### STORED ROWS
****

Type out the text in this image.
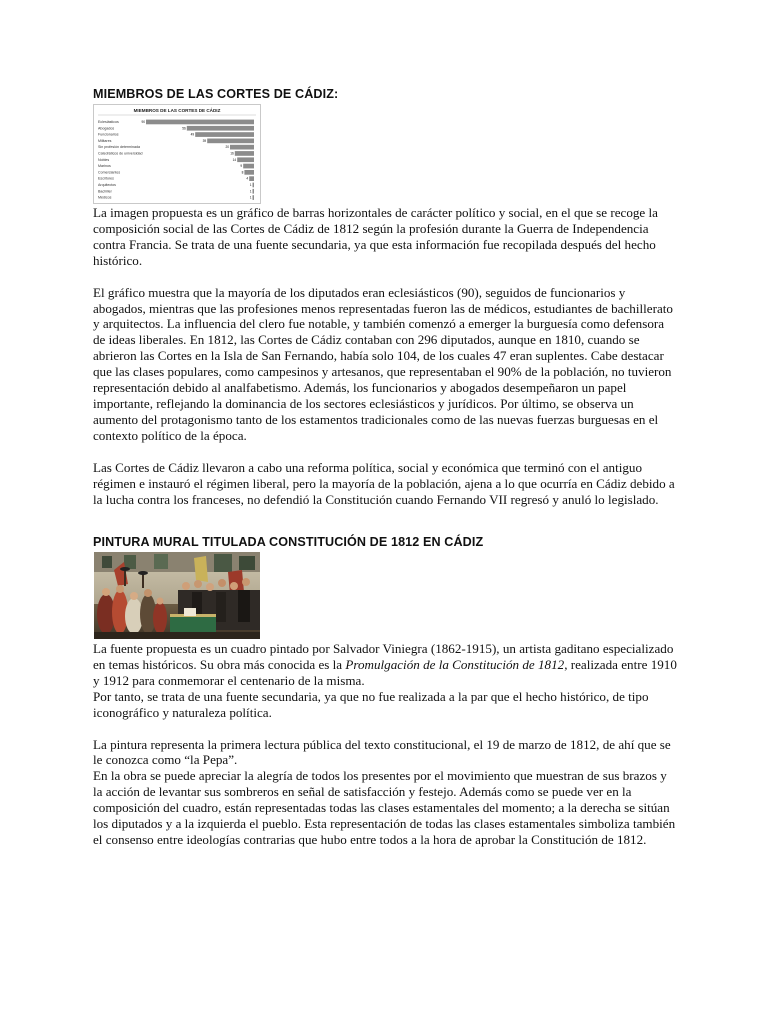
MIEMBROS DE LAS CORTES DE CÁDIZ:
MIEMBROS DE LAS CORTES DE CÁDIZ
Eclesiásticos	90
Abogados	56
Funcionarios	49
Militares	39
Sin profesión determinada	20
Catedráticos de universidad	16
Nobles	14
Marinos	9
Comerciantes	8
Escritores	4
Arquitectos	1
Bachiller	1
Médicos	1

La imagen propuesta es un gráfico de barras horizontales de carácter político y social, en el que se recoge la composición social de las Cortes de Cádiz de 1812 según la profesión durante la Guerra de Independencia contra Francia. Se trata de una fuente secundaria, ya que esta información fue recopilada después del hecho histórico.

El gráfico muestra que la mayoría de los diputados eran eclesiásticos (90), seguidos de funcionarios y abogados, mientras que las profesiones menos representadas fueron las de médicos, estudiantes de bachillerato y arquitectos. La influencia del clero fue notable, y también comenzó a emerger la burguesía como defensora de ideas liberales. En 1812, las Cortes de Cádiz contaban con 296 diputados, aunque en 1810, cuando se abrieron las Cortes en la Isla de San Fernando, había solo 104, de los cuales 47 eran suplentes. Cabe destacar que las clases populares, como campesinos y artesanos, que representaban el 90% de la población, no tuvieron representación debido al analfabetismo. Además, los funcionarios y abogados desempeñaron un papel importante, reflejando la dominancia de los sectores eclesiásticos y jurídicos. Por último, se observa un aumento del protagonismo tanto de los estamentos tradicionales como de las nuevas fuerzas burguesas en el contexto político de la época.

Las Cortes de Cádiz llevaron a cabo una reforma política, social y económica que terminó con el antiguo régimen e instauró el régimen liberal, pero la mayoría de la población, ajena a lo que ocurría en Cádiz debido a la lucha contra los franceses, no defendió la Constitución cuando Fernando VII regresó y anuló lo legislado.

PINTURA MURAL TITULADA CONSTITUCIÓN DE 1812 EN CÁDIZ

La fuente propuesta es un cuadro pintado por Salvador Viniegra (1862-1915), un artista gaditano especializado en temas históricos. Su obra más conocida es la Promulgación de la Constitución de 1812, realizada entre 1910 y 1912 para conmemorar el centenario de la misma.

Por tanto, se trata de una fuente secundaria, ya que no fue realizada a la par que el hecho histórico, de tipo iconográfico y naturaleza política.

La pintura representa la primera lectura pública del texto constitucional, el 19 de marzo de 1812, de ahí que se le conozca como “la Pepa”.

En la obra se puede apreciar la alegría de todos los presentes por el movimiento que muestran de sus brazos y la acción de levantar sus sombreros en señal de satisfacción y festejo. Además como se puede ver en la composición del cuadro, están representadas todas las clases estamentales del momento; a la derecha se sitúan los diputados y a la izquierda el pueblo. Esta representación de todas las clases estamentales simboliza también el consenso entre ideologías contrarias que hubo entre todos a la hora de aprobar la Constitución de 1812.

****

### PROBLEM
Print the listing above in full, exactly as written. Omit any pictures.

### OUTPUT BELOW
Type out the text in this image.
MIEMBROS DE LAS CORTES DE CÁDIZ:
MIEMBROS DE LAS CORTES DE CÁDIZ
Eclesiásticos	90
Abogados	56
Funcionarios	49
Militares	39
Sin profesión determinada	20
Catedráticos de universidad	16
Nobles	14
Marinos	9
Comerciantes	8
Escritores	4
Arquitectos	1
Bachiller	1
Médicos	1

La imagen propuesta es un gráfico de barras horizontales de carácter político y social, en el que se recoge la composición social de las Cortes de Cádiz de 1812 según la profesión durante la Guerra de Independencia contra Francia. Se trata de una fuente secundaria, ya que esta información fue recopilada después del hecho histórico.

El gráfico muestra que la mayoría de los diputados eran eclesiásticos (90), seguidos de funcionarios y abogados, mientras que las profesiones menos representadas fueron las de médicos, estudiantes de bachillerato y arquitectos. La influencia del clero fue notable, y también comenzó a emerger la burguesía como defensora de ideas liberales. En 1812, las Cortes de Cádiz contaban con 296 diputados, aunque en 1810, cuando se abrieron las Cortes en la Isla de San Fernando, había solo 104, de los cuales 47 eran suplentes. Cabe destacar que las clases populares, como campesinos y artesanos, que representaban el 90% de la población, no tuvieron representación debido al analfabetismo. Además, los funcionarios y abogados desempeñaron un papel importante, reflejando la dominancia de los sectores eclesiásticos y jurídicos. Por último, se observa un aumento del protagonismo tanto de los estamentos tradicionales como de las nuevas fuerzas burguesas en el contexto político de la época.

Las Cortes de Cádiz llevaron a cabo una reforma política, social y económica que terminó con el antiguo régimen e instauró el régimen liberal, pero la mayoría de la población, ajena a lo que ocurría en Cádiz debido a la lucha contra los franceses, no defendió la Constitución cuando Fernando VII regresó y anuló lo legislado.

PINTURA MURAL TITULADA CONSTITUCIÓN DE 1812 EN CÁDIZ

La fuente propuesta es un cuadro pintado por Salvador Viniegra (1862-1915), un artista gaditano especializado en temas históricos. Su obra más conocida es la Promulgación de la Constitución de 1812, realizada entre 1910 y 1912 para conmemorar el centenario de la misma.

Por tanto, se trata de una fuente secundaria, ya que no fue realizada a la par que el hecho histórico, de tipo iconográfico y naturaleza política.

La pintura representa la primera lectura pública del texto constitucional, el 19 de marzo de 1812, de ahí que se le conozca como “la Pepa”.

En la obra se puede apreciar la alegría de todos los presentes por el movimiento que muestran de sus brazos y la acción de levantar sus sombreros en señal de satisfacción y festejo. Además como se puede ver en la composición del cuadro, están representadas todas las clases estamentales del momento; a la derecha se sitúan los diputados y a la izquierda el pueblo. Esta representación de todas las clases estamentales simboliza también el consenso entre ideologías contrarias que hubo entre todos a la hora de aprobar la Constitución de 1812.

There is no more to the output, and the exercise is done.